» **Exercise**
Format the data below as a two-column Markdown table headed Row and Data line, with one numbered row per line. Begin at the line that has "unread-dot: [34, 451, 40, 457]", stop after the line that has "525, 711, 567]", and leave out any blank lines.

» **Data listing**

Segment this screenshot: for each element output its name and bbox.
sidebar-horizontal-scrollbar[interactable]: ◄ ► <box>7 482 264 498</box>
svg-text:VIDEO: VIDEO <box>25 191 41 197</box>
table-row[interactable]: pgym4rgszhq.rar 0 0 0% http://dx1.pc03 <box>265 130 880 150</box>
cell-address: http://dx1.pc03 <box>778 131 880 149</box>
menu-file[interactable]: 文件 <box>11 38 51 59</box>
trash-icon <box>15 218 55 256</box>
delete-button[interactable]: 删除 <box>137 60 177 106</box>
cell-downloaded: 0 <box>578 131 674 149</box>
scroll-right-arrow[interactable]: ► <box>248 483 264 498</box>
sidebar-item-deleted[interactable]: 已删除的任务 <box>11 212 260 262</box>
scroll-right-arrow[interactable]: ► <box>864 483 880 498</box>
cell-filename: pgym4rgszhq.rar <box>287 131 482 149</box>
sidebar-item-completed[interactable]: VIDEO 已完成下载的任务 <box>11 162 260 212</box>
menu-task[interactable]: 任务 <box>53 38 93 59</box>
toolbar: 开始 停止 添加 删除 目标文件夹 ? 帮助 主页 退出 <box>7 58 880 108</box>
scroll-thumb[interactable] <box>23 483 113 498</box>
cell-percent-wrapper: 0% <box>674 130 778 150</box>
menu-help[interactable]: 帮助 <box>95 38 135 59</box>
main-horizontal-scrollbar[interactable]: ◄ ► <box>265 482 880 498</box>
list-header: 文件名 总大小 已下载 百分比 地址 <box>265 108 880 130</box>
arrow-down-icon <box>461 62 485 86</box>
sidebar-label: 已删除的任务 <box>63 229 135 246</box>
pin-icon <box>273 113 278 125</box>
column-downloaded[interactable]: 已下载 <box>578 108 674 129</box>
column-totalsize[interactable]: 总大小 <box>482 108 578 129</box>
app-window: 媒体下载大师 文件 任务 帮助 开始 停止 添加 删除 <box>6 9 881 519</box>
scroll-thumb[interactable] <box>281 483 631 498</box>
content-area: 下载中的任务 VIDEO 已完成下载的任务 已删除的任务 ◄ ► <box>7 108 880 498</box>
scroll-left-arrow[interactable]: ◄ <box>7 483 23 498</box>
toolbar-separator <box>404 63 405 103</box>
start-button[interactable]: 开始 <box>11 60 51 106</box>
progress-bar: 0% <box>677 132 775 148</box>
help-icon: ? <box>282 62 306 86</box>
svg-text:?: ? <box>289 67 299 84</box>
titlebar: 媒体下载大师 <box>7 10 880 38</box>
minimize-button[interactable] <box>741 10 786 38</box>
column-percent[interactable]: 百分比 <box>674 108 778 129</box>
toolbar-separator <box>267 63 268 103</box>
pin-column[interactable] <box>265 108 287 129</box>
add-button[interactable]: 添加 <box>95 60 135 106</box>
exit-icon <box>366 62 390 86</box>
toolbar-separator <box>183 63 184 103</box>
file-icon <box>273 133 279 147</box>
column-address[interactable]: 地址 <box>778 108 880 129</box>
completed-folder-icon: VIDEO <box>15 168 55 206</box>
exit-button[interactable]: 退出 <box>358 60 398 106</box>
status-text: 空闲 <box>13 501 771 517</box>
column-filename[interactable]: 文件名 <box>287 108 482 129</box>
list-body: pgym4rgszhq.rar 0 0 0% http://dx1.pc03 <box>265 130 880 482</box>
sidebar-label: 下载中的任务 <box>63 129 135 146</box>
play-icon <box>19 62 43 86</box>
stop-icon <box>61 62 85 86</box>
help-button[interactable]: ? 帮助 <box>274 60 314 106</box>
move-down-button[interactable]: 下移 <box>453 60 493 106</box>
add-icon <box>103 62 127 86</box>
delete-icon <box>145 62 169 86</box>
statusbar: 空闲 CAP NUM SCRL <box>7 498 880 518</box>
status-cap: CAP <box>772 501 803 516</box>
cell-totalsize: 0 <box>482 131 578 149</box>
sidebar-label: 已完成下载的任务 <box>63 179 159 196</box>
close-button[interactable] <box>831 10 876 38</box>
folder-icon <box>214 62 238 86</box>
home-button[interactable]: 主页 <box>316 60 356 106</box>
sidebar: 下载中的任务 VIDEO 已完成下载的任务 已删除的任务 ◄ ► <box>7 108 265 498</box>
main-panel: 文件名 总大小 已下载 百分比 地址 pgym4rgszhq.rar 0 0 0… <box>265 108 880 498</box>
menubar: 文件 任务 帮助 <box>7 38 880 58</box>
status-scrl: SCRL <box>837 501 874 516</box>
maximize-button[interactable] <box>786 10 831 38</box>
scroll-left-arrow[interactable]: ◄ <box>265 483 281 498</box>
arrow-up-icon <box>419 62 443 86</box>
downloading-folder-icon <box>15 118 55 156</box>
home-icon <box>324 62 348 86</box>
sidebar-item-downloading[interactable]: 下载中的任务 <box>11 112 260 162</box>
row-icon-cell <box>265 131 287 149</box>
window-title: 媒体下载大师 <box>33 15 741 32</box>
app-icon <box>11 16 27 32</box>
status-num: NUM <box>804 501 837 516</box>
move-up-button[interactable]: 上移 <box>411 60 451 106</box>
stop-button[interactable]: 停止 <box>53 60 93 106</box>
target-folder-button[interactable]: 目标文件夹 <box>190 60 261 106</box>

...

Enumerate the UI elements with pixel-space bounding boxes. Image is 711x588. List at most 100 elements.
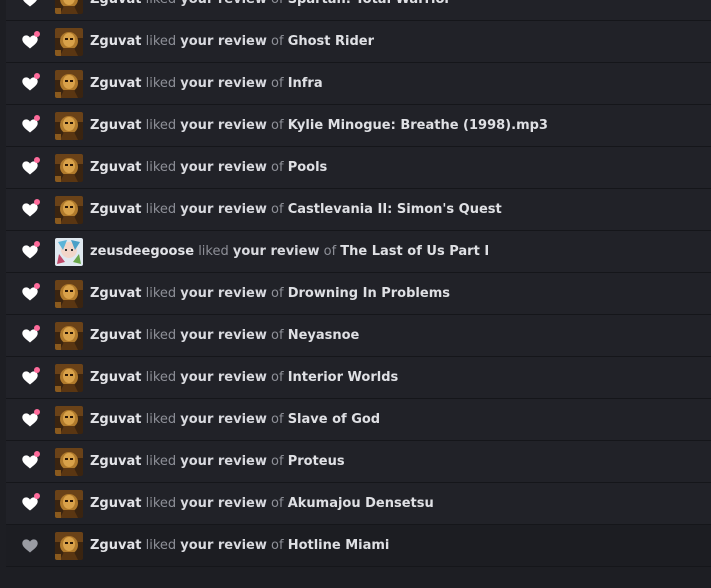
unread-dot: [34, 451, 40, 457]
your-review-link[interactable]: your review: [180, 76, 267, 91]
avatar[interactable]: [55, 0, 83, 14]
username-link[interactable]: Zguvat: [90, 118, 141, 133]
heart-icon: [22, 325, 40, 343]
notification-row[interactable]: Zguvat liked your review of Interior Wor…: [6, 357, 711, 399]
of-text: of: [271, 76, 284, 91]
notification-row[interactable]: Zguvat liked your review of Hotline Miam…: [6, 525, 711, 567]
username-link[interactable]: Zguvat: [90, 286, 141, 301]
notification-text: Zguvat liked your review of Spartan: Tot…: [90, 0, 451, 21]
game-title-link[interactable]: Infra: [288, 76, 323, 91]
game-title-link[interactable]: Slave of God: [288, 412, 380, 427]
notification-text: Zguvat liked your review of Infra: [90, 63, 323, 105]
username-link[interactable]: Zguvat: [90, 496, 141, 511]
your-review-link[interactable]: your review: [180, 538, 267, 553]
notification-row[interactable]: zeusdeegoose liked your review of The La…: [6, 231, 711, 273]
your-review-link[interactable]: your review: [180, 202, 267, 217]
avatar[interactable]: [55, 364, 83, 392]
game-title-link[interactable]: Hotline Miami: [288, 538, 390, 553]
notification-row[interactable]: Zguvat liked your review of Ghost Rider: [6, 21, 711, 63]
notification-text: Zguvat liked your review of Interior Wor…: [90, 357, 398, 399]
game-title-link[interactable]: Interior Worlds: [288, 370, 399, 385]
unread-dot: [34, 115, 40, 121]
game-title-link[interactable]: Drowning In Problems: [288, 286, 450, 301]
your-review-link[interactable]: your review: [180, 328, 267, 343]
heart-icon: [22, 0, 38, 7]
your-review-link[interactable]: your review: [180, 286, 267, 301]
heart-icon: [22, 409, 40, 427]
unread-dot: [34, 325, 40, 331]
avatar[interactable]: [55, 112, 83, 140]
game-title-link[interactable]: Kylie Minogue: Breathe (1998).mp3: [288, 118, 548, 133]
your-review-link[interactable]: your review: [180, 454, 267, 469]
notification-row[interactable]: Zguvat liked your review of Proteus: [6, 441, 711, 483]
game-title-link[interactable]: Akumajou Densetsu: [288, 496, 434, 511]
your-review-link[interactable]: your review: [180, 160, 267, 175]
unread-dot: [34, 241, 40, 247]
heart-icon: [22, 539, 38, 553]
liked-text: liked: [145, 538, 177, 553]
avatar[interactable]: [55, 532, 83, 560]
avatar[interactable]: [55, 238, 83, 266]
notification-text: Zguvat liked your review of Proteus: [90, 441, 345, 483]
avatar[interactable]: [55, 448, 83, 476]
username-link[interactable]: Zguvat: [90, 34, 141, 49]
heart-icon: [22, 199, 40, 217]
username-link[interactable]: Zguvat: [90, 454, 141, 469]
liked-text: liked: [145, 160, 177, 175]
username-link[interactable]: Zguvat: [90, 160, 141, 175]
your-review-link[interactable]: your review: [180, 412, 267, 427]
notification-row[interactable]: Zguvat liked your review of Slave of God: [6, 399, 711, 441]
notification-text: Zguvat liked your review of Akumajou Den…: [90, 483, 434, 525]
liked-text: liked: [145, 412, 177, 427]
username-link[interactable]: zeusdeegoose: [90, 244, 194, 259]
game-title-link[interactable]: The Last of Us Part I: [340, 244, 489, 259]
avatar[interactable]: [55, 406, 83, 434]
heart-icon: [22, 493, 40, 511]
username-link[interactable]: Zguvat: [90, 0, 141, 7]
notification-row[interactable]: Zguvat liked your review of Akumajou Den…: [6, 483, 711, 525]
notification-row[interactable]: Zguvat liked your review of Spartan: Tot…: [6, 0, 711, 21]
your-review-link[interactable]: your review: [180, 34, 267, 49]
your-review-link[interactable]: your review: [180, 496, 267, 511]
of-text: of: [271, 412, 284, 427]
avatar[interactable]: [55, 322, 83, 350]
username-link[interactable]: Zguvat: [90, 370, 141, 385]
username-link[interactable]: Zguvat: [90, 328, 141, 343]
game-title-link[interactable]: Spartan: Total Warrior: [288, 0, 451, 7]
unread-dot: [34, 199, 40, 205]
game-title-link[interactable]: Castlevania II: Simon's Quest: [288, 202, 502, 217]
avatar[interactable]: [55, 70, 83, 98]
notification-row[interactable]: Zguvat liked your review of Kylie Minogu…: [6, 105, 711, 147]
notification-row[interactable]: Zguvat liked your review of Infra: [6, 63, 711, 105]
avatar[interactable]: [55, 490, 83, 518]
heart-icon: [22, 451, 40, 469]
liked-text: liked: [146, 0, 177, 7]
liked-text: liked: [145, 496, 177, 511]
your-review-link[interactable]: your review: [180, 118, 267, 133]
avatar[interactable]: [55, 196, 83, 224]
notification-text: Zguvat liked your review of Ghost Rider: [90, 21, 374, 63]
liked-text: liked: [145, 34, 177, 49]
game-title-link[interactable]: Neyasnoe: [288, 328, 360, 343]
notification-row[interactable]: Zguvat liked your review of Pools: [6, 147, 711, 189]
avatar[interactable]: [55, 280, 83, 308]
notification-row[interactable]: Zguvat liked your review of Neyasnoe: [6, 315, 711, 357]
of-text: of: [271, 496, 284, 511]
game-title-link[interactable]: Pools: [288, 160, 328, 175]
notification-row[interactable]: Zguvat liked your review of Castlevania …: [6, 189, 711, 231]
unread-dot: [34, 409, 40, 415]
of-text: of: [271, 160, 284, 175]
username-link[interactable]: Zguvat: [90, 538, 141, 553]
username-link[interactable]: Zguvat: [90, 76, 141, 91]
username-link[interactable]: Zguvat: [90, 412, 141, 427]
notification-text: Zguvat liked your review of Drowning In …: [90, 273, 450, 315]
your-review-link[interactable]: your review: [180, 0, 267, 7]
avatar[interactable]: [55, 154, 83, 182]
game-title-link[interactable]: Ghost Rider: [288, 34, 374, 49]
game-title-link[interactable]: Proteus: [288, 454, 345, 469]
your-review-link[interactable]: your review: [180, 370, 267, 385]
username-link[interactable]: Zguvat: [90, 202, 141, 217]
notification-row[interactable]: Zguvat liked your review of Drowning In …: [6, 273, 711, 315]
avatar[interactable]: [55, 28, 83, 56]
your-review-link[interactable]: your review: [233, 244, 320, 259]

» **Exercise answer**
| Row | Data line |
|---|---|
| 1 | unread-dot: [34, 451, 40, 457] |
| 2 | your-review-link[interactable]: your review: [180, 76, 267, 91] |
| 3 | avatar[interactable]: [55, 0, 83, 14] |
| 4 | username-link[interactable]: Zguvat: [90, 118, 141, 133] |
| 5 | heart-icon: [22, 325, 40, 343] |
| 6 | notification-row[interactable]: Zguvat liked your review of Interior Wor…: [6, 357, 711, 399] |
| 7 | of-text: of: [271, 76, 284, 91] |
| 8 | notification-row[interactable]: Zguvat liked your review of Hotline Miam…: [6, 525, 711, 567] |